● **Exercise brief**:
Copy out the listing exactly.
---*---
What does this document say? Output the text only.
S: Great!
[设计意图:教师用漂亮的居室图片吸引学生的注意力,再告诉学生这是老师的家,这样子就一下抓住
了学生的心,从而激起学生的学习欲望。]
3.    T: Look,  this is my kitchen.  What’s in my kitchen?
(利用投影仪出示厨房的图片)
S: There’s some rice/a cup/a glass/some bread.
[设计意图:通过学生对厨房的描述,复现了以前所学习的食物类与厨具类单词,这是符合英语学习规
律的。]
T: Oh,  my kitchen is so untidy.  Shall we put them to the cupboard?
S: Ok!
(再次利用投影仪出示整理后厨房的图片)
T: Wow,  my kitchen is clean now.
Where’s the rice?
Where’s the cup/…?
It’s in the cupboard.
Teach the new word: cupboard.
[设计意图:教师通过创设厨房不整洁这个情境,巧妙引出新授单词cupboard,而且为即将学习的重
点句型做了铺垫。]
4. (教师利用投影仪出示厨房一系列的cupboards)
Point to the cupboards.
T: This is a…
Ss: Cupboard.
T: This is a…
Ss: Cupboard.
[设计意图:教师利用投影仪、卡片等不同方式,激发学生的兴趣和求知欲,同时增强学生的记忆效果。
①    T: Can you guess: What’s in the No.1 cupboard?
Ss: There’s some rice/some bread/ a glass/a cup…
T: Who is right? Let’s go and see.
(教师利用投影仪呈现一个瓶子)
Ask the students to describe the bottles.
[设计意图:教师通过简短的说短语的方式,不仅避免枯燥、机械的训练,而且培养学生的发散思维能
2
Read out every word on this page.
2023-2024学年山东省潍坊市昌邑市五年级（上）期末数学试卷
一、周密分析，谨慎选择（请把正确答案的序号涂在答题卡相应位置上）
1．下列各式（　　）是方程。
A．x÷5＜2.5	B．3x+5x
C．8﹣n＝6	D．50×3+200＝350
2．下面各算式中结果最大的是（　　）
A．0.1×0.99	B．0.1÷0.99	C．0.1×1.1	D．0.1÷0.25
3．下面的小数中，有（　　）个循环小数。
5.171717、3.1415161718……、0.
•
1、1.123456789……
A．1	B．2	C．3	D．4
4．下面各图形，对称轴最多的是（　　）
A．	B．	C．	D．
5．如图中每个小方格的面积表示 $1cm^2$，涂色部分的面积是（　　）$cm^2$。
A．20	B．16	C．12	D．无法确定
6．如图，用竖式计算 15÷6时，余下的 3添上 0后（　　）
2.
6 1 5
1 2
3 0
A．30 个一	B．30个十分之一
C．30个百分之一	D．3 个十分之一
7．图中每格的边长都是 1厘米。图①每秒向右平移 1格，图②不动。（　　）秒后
---*---
● **Exercise solution**:
What does this document say? Output the text only.
S: Great!
[设计意图:教师用漂亮的居室图片吸引学生的注意力,再告诉学生这是老师的家,这样子就一下抓住
了学生的心,从而激起学生的学习欲望。]
3.    T: Look,  this is my kitchen.  What’s in my kitchen?
(利用投影仪出示厨房的图片)
S: There’s some rice/a cup/a glass/some bread.
[设计意图:通过学生对厨房的描述,复现了以前所学习的食物类与厨具类单词,这是符合英语学习规
律的。]
T: Oh,  my kitchen is so untidy.  Shall we put them to the cupboard?
S: Ok!
(再次利用投影仪出示整理后厨房的图片)
T: Wow,  my kitchen is clean now.
Where’s the rice?
Where’s the cup/…?
It’s in the cupboard.
Teach the new word: cupboard.
[设计意图:教师通过创设厨房不整洁这个情境,巧妙引出新授单词cupboard,而且为即将学习的重
点句型做了铺垫。]
4. (教师利用投影仪出示厨房一系列的cupboards)
Point to the cupboards.
T: This is a…
Ss: Cupboard.
T: This is a…
Ss: Cupboard.
[设计意图:教师利用投影仪、卡片等不同方式,激发学生的兴趣和求知欲,同时增强学生的记忆效果。
①    T: Can you guess: What’s in the No.1 cupboard?
Ss: There’s some rice/some bread/ a glass/a cup…
T: Who is right? Let’s go and see.
(教师利用投影仪呈现一个瓶子)
Ask the students to describe the bottles.
[设计意图:教师通过简短的说短语的方式,不仅避免枯燥、机械的训练,而且培养学生的发散思维能
2
Read out every word on this page.
2023-2024学年山东省潍坊市昌邑市五年级（上）期末数学试卷
一、周密分析，谨慎选择（请把正确答案的序号涂在答题卡相应位置上）
1．下列各式（　　）是方程。
A．x÷5＜2.5	B．3x+5x
C．8﹣n＝6	D．50×3+200＝350
2．下面各算式中结果最大的是（　　）
A．0.1×0.99	B．0.1÷0.99	C．0.1×1.1	D．0.1÷0.25
3．下面的小数中，有（　　）个循环小数。
5.171717、3.1415161718……、0.
•
1、1.123456789……
A．1	B．2	C．3	D．4
4．下面各图形，对称轴最多的是（　　）
A．	B．	C．	D．
5．如图中每个小方格的面积表示 $1cm^2$，涂色部分的面积是（　　）$cm^2$。
A．20	B．16	C．12	D．无法确定
6．如图，用竖式计算 15÷6时，余下的 3添上 0后（　　）
2.
6 1 5
1 2
3 0
A．30 个一	B．30个十分之一
C．30个百分之一	D．3 个十分之一
7．图中每格的边长都是 1厘米。图①每秒向右平移 1格，图②不动。（　　）秒后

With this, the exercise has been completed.